* [Problem requirements]:
Repeat each entry exactly and drop the pictures.

* [Provided entries]:
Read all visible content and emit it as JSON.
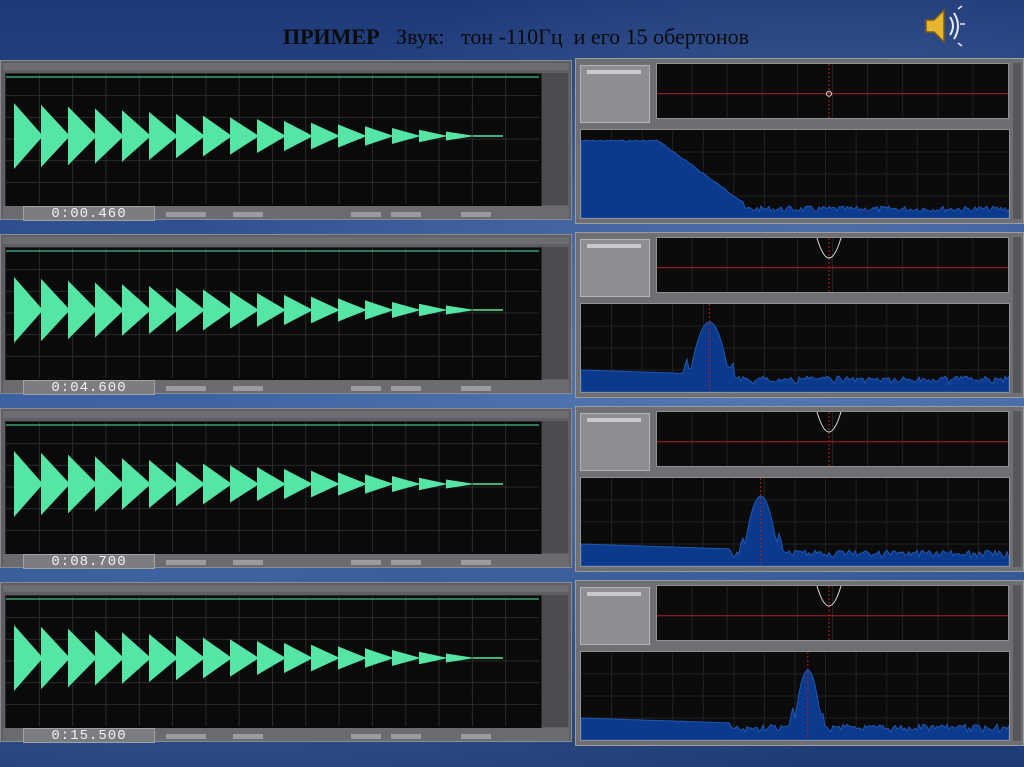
{
  "header": {
    "title_bold": "ПРИМЕР",
    "title_rest": "Звук:   тон -110Гц  и его 15 обертонов",
    "speaker_icon": "speaker-volume-icon"
  },
  "colors": {
    "waveform": "#55e6a6",
    "spectrum": "#0b3a8c",
    "spectrum_edge": "#1f57b5",
    "grid": "#2b2b2b",
    "red_line": "#b32020"
  },
  "panels": [
    {
      "time": "0:00.460",
      "peak_fraction": 0.0
    },
    {
      "time": "0:04.600",
      "peak_fraction": 0.3
    },
    {
      "time": "0:08.700",
      "peak_fraction": 0.42
    },
    {
      "time": "0:15.500",
      "peak_fraction": 0.53
    }
  ],
  "waveform": {
    "pulses": 17
  }
}
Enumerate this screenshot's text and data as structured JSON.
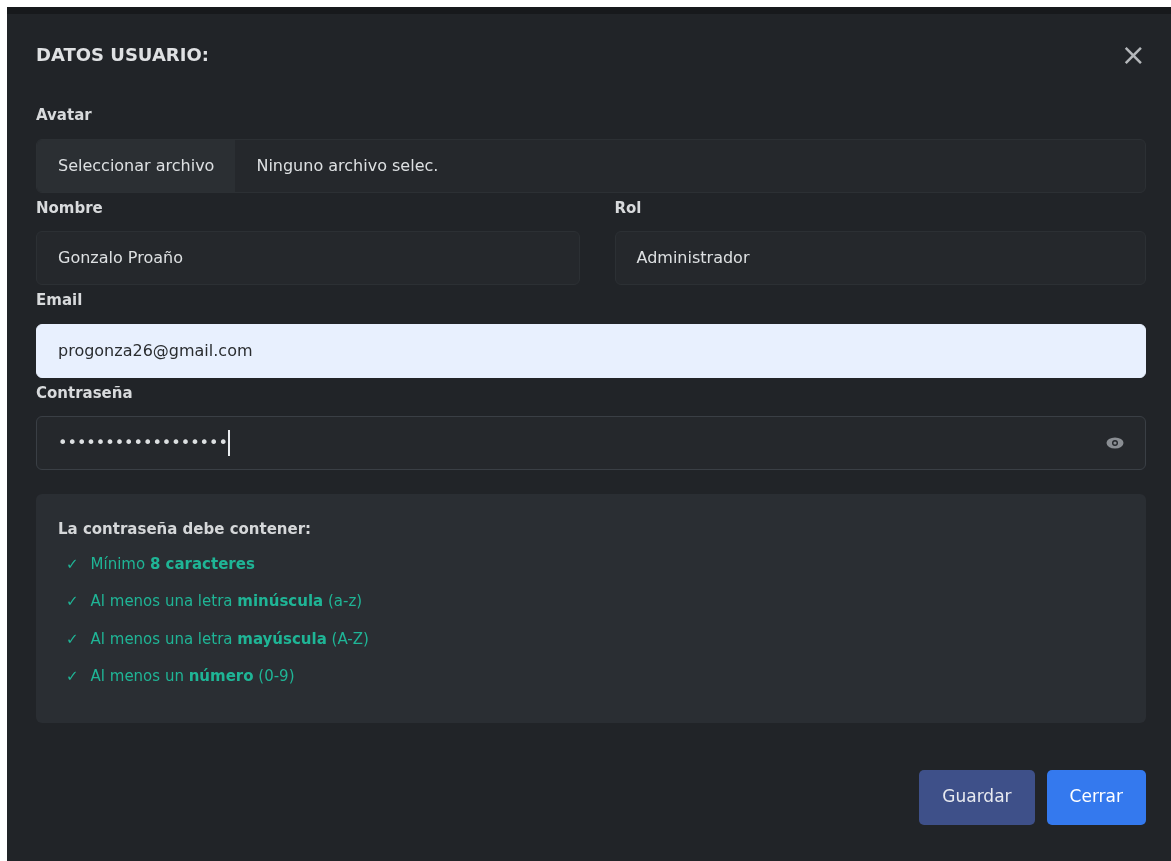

* [Final result]:
Read all visible content and emit it as JSON.
{
  "header": {
    "title_bold": "ПРИМЕР",
    "title_rest": "Звук:   тон -110Гц  и его 15 обертонов",
    "speaker_icon": "speaker-volume-icon"
  },
  "colors": {
    "waveform": "#55e6a6",
    "spectrum": "#0b3a8c",
    "spectrum_edge": "#1f57b5",
    "grid": "#2b2b2b",
    "red_line": "#b32020"
  },
  "panels": [
    {
      "time": "0:00.460",
      "peak_fraction": 0.0
    },
    {
      "time": "0:04.600",
      "peak_fraction": 0.3
    },
    {
      "time": "0:08.700",
      "peak_fraction": 0.42
    },
    {
      "time": "0:15.500",
      "peak_fraction": 0.53
    }
  ],
  "waveform": {
    "pulses": 17
  }
}
Enumerate this screenshot's text and data as structured JSON.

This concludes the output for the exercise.